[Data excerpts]

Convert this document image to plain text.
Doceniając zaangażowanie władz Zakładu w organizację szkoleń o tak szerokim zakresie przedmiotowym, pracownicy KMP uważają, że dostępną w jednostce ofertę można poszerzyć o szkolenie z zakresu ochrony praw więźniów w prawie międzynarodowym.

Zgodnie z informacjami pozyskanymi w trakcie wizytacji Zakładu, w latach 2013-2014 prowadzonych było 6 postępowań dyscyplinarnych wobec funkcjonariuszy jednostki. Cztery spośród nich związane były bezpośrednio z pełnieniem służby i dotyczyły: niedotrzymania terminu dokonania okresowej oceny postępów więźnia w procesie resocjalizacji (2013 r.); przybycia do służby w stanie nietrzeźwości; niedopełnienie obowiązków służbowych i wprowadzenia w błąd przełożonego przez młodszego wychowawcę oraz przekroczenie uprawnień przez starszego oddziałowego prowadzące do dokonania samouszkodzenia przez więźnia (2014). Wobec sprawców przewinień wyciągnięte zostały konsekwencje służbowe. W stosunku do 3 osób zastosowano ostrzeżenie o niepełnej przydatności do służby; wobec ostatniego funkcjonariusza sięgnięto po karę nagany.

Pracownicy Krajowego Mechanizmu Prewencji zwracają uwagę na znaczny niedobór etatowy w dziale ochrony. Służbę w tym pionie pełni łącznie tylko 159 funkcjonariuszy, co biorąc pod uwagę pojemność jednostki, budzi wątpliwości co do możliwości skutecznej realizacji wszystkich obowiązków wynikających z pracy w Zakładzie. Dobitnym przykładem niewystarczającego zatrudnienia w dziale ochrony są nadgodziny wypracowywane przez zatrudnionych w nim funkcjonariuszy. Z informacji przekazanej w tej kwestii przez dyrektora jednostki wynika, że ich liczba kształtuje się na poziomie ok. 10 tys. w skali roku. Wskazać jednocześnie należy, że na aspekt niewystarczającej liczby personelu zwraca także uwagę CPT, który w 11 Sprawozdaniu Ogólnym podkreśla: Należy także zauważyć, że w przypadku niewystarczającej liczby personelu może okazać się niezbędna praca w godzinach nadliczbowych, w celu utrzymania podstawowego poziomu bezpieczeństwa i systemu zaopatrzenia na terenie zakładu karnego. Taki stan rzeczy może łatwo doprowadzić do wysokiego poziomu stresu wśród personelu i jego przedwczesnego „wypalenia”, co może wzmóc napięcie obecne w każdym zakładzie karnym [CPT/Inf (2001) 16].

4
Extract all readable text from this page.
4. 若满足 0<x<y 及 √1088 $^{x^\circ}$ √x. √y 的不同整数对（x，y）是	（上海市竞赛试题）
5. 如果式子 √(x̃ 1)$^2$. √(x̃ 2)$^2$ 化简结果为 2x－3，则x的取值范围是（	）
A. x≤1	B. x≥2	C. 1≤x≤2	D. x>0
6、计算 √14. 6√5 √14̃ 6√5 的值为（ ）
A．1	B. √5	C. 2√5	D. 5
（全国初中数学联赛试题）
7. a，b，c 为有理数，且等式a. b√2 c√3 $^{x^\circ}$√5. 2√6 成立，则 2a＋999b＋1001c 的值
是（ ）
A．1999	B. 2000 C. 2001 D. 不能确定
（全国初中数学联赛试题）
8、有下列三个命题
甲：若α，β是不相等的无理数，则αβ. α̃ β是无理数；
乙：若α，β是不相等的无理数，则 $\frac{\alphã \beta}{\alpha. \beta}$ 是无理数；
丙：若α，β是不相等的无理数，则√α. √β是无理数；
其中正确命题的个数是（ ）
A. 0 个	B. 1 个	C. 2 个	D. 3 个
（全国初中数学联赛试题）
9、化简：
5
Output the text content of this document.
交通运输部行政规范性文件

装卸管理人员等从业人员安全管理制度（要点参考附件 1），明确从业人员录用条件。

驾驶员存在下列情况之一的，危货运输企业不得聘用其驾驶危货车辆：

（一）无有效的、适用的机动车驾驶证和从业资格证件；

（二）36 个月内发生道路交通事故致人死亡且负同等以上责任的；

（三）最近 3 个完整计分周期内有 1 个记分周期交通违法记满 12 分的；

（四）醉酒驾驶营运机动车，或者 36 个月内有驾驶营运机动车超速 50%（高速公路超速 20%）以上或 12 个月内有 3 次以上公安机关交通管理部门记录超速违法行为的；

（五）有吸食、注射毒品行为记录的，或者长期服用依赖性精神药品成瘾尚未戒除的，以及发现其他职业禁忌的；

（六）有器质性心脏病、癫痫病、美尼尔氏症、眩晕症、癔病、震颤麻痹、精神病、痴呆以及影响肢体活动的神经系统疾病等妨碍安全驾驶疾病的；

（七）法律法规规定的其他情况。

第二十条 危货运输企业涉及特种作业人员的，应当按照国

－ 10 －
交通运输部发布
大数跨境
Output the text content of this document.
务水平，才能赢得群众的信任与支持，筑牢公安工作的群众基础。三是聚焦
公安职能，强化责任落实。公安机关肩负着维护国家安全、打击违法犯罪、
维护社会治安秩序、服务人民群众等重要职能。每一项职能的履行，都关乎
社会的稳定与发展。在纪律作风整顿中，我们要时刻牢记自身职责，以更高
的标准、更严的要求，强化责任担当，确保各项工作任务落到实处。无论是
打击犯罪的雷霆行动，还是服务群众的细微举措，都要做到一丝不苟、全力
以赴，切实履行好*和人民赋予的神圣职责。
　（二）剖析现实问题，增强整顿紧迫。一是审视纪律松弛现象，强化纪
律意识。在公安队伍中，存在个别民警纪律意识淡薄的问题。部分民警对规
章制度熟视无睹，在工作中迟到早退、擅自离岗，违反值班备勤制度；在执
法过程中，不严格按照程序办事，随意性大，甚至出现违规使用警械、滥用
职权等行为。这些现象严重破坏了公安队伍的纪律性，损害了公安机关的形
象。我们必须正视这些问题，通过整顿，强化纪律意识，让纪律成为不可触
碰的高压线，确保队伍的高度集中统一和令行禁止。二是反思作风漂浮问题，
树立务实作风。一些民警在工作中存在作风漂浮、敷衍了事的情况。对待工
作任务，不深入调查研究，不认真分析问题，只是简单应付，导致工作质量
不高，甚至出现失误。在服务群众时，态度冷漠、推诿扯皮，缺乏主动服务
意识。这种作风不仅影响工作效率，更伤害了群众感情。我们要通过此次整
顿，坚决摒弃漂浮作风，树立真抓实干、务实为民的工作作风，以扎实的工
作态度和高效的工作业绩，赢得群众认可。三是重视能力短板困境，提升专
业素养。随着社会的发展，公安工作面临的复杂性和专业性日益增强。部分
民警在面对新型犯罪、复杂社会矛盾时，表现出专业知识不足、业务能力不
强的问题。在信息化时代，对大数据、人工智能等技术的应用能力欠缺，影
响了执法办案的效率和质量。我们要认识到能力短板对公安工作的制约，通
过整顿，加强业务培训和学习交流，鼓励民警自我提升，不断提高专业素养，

▶ The request: Reproduce the listing in full. Keep it exactly as written.

▶ Completed exercise:
Convert this document image to plain text.
Doceniając zaangażowanie władz Zakładu w organizację szkoleń o tak szerokim zakresie przedmiotowym, pracownicy KMP uważają, że dostępną w jednostce ofertę można poszerzyć o szkolenie z zakresu ochrony praw więźniów w prawie międzynarodowym.

Zgodnie z informacjami pozyskanymi w trakcie wizytacji Zakładu, w latach 2013-2014 prowadzonych było 6 postępowań dyscyplinarnych wobec funkcjonariuszy jednostki. Cztery spośród nich związane były bezpośrednio z pełnieniem służby i dotyczyły: niedotrzymania terminu dokonania okresowej oceny postępów więźnia w procesie resocjalizacji (2013 r.); przybycia do służby w stanie nietrzeźwości; niedopełnienie obowiązków służbowych i wprowadzenia w błąd przełożonego przez młodszego wychowawcę oraz przekroczenie uprawnień przez starszego oddziałowego prowadzące do dokonania samouszkodzenia przez więźnia (2014). Wobec sprawców przewinień wyciągnięte zostały konsekwencje służbowe. W stosunku do 3 osób zastosowano ostrzeżenie o niepełnej przydatności do służby; wobec ostatniego funkcjonariusza sięgnięto po karę nagany.

Pracownicy Krajowego Mechanizmu Prewencji zwracają uwagę na znaczny niedobór etatowy w dziale ochrony. Służbę w tym pionie pełni łącznie tylko 159 funkcjonariuszy, co biorąc pod uwagę pojemność jednostki, budzi wątpliwości co do możliwości skutecznej realizacji wszystkich obowiązków wynikających z pracy w Zakładzie. Dobitnym przykładem niewystarczającego zatrudnienia w dziale ochrony są nadgodziny wypracowywane przez zatrudnionych w nim funkcjonariuszy. Z informacji przekazanej w tej kwestii przez dyrektora jednostki wynika, że ich liczba kształtuje się na poziomie ok. 10 tys. w skali roku. Wskazać jednocześnie należy, że na aspekt niewystarczającej liczby personelu zwraca także uwagę CPT, który w 11 Sprawozdaniu Ogólnym podkreśla: Należy także zauważyć, że w przypadku niewystarczającej liczby personelu może okazać się niezbędna praca w godzinach nadliczbowych, w celu utrzymania podstawowego poziomu bezpieczeństwa i systemu zaopatrzenia na terenie zakładu karnego. Taki stan rzeczy może łatwo doprowadzić do wysokiego poziomu stresu wśród personelu i jego przedwczesnego „wypalenia”, co może wzmóc napięcie obecne w każdym zakładzie karnym [CPT/Inf (2001) 16].

4
Extract all readable text from this page.
4. 若满足 0<x<y 及 √1088 $^{x^\circ}$ √x. √y 的不同整数对（x，y）是	（上海市竞赛试题）
5. 如果式子 √(x̃ 1)$^2$. √(x̃ 2)$^2$ 化简结果为 2x－3，则x的取值范围是（	）
A. x≤1	B. x≥2	C. 1≤x≤2	D. x>0
6、计算 √14. 6√5 √14̃ 6√5 的值为（ ）
A．1	B. √5	C. 2√5	D. 5
（全国初中数学联赛试题）
7. a，b，c 为有理数，且等式a. b√2 c√3 $^{x^\circ}$√5. 2√6 成立，则 2a＋999b＋1001c 的值
是（ ）
A．1999	B. 2000 C. 2001 D. 不能确定
（全国初中数学联赛试题）
8、有下列三个命题
甲：若α，β是不相等的无理数，则αβ. α̃ β是无理数；
乙：若α，β是不相等的无理数，则 $\frac{\alphã \beta}{\alpha. \beta}$ 是无理数；
丙：若α，β是不相等的无理数，则√α. √β是无理数；
其中正确命题的个数是（ ）
A. 0 个	B. 1 个	C. 2 个	D. 3 个
（全国初中数学联赛试题）
9、化简：
5
Output the text content of this document.
交通运输部行政规范性文件

装卸管理人员等从业人员安全管理制度（要点参考附件 1），明确从业人员录用条件。

驾驶员存在下列情况之一的，危货运输企业不得聘用其驾驶危货车辆：

（一）无有效的、适用的机动车驾驶证和从业资格证件；

（二）36 个月内发生道路交通事故致人死亡且负同等以上责任的；

（三）最近 3 个完整计分周期内有 1 个记分周期交通违法记满 12 分的；

（四）醉酒驾驶营运机动车，或者 36 个月内有驾驶营运机动车超速 50%（高速公路超速 20%）以上或 12 个月内有 3 次以上公安机关交通管理部门记录超速违法行为的；

（五）有吸食、注射毒品行为记录的，或者长期服用依赖性精神药品成瘾尚未戒除的，以及发现其他职业禁忌的；

（六）有器质性心脏病、癫痫病、美尼尔氏症、眩晕症、癔病、震颤麻痹、精神病、痴呆以及影响肢体活动的神经系统疾病等妨碍安全驾驶疾病的；

（七）法律法规规定的其他情况。

第二十条 危货运输企业涉及特种作业人员的，应当按照国

－ 10 －
交通运输部发布
大数跨境
Output the text content of this document.
务水平，才能赢得群众的信任与支持，筑牢公安工作的群众基础。三是聚焦
公安职能，强化责任落实。公安机关肩负着维护国家安全、打击违法犯罪、
维护社会治安秩序、服务人民群众等重要职能。每一项职能的履行，都关乎
社会的稳定与发展。在纪律作风整顿中，我们要时刻牢记自身职责，以更高
的标准、更严的要求，强化责任担当，确保各项工作任务落到实处。无论是
打击犯罪的雷霆行动，还是服务群众的细微举措，都要做到一丝不苟、全力
以赴，切实履行好*和人民赋予的神圣职责。
　（二）剖析现实问题，增强整顿紧迫。一是审视纪律松弛现象，强化纪
律意识。在公安队伍中，存在个别民警纪律意识淡薄的问题。部分民警对规
章制度熟视无睹，在工作中迟到早退、擅自离岗，违反值班备勤制度；在执
法过程中，不严格按照程序办事，随意性大，甚至出现违规使用警械、滥用
职权等行为。这些现象严重破坏了公安队伍的纪律性，损害了公安机关的形
象。我们必须正视这些问题，通过整顿，强化纪律意识，让纪律成为不可触
碰的高压线，确保队伍的高度集中统一和令行禁止。二是反思作风漂浮问题，
树立务实作风。一些民警在工作中存在作风漂浮、敷衍了事的情况。对待工
作任务，不深入调查研究，不认真分析问题，只是简单应付，导致工作质量
不高，甚至出现失误。在服务群众时，态度冷漠、推诿扯皮，缺乏主动服务
意识。这种作风不仅影响工作效率，更伤害了群众感情。我们要通过此次整
顿，坚决摒弃漂浮作风，树立真抓实干、务实为民的工作作风，以扎实的工
作态度和高效的工作业绩，赢得群众认可。三是重视能力短板困境，提升专
业素养。随着社会的发展，公安工作面临的复杂性和专业性日益增强。部分
民警在面对新型犯罪、复杂社会矛盾时，表现出专业知识不足、业务能力不
强的问题。在信息化时代，对大数据、人工智能等技术的应用能力欠缺，影
响了执法办案的效率和质量。我们要认识到能力短板对公安工作的制约，通
过整顿，加强业务培训和学习交流，鼓励民警自我提升，不断提高专业素养，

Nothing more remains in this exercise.